>> Begin Data

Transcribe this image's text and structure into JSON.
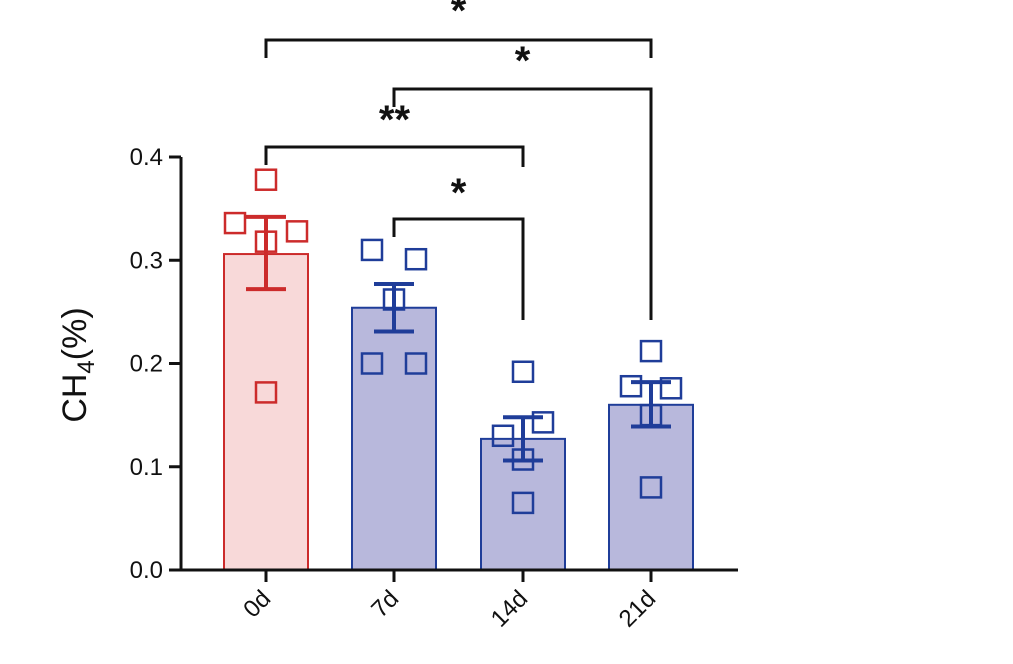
{
  "chart_data": {
    "type": "bar",
    "ylabel": "CH",
    "ylabel_sub": "4",
    "ylabel_suffix": "(%)",
    "ylim": [
      0,
      0.4
    ],
    "yticks": [
      0.0,
      0.1,
      0.2,
      0.3,
      0.4
    ],
    "ytick_labels": [
      "0.0",
      "0.1",
      "0.2",
      "0.3",
      "0.4"
    ],
    "categories": [
      "0d",
      "7d",
      "14d",
      "21d"
    ],
    "values": [
      0.306,
      0.254,
      0.127,
      0.16
    ],
    "error_upper": [
      0.342,
      0.277,
      0.148,
      0.182
    ],
    "error_lower": [
      0.272,
      0.231,
      0.106,
      0.139
    ],
    "points": [
      [
        0.378,
        0.336,
        0.328,
        0.318,
        0.172
      ],
      [
        0.31,
        0.301,
        0.262,
        0.2,
        0.2
      ],
      [
        0.192,
        0.143,
        0.13,
        0.107,
        0.065
      ],
      [
        0.212,
        0.178,
        0.176,
        0.15,
        0.08
      ]
    ],
    "colors": {
      "fill": [
        "#f8d9d9",
        "#b8b8dc",
        "#b8b8dc",
        "#b8b8dc"
      ],
      "stroke": [
        "#cc2b2b",
        "#1f3d99",
        "#1f3d99",
        "#1f3d99"
      ],
      "axis": "#111111"
    },
    "significance": [
      {
        "from": 0,
        "to": 3,
        "label": "*"
      },
      {
        "from": 1,
        "to": 3,
        "label": "*"
      },
      {
        "from": 0,
        "to": 2,
        "label": "**"
      },
      {
        "from": 1,
        "to": 2,
        "label": "*"
      }
    ]
  }
}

>> End Data

Given exercise » Each record above should be copied character for character, with pictures dropped.

Correct answer »
Transcribe this image's text and structure into JSON.
{
  "chart_data": {
    "type": "bar",
    "ylabel": "CH",
    "ylabel_sub": "4",
    "ylabel_suffix": "(%)",
    "ylim": [
      0,
      0.4
    ],
    "yticks": [
      0.0,
      0.1,
      0.2,
      0.3,
      0.4
    ],
    "ytick_labels": [
      "0.0",
      "0.1",
      "0.2",
      "0.3",
      "0.4"
    ],
    "categories": [
      "0d",
      "7d",
      "14d",
      "21d"
    ],
    "values": [
      0.306,
      0.254,
      0.127,
      0.16
    ],
    "error_upper": [
      0.342,
      0.277,
      0.148,
      0.182
    ],
    "error_lower": [
      0.272,
      0.231,
      0.106,
      0.139
    ],
    "points": [
      [
        0.378,
        0.336,
        0.328,
        0.318,
        0.172
      ],
      [
        0.31,
        0.301,
        0.262,
        0.2,
        0.2
      ],
      [
        0.192,
        0.143,
        0.13,
        0.107,
        0.065
      ],
      [
        0.212,
        0.178,
        0.176,
        0.15,
        0.08
      ]
    ],
    "colors": {
      "fill": [
        "#f8d9d9",
        "#b8b8dc",
        "#b8b8dc",
        "#b8b8dc"
      ],
      "stroke": [
        "#cc2b2b",
        "#1f3d99",
        "#1f3d99",
        "#1f3d99"
      ],
      "axis": "#111111"
    },
    "significance": [
      {
        "from": 0,
        "to": 3,
        "label": "*"
      },
      {
        "from": 1,
        "to": 3,
        "label": "*"
      },
      {
        "from": 0,
        "to": 2,
        "label": "**"
      },
      {
        "from": 1,
        "to": 2,
        "label": "*"
      }
    ]
  }
}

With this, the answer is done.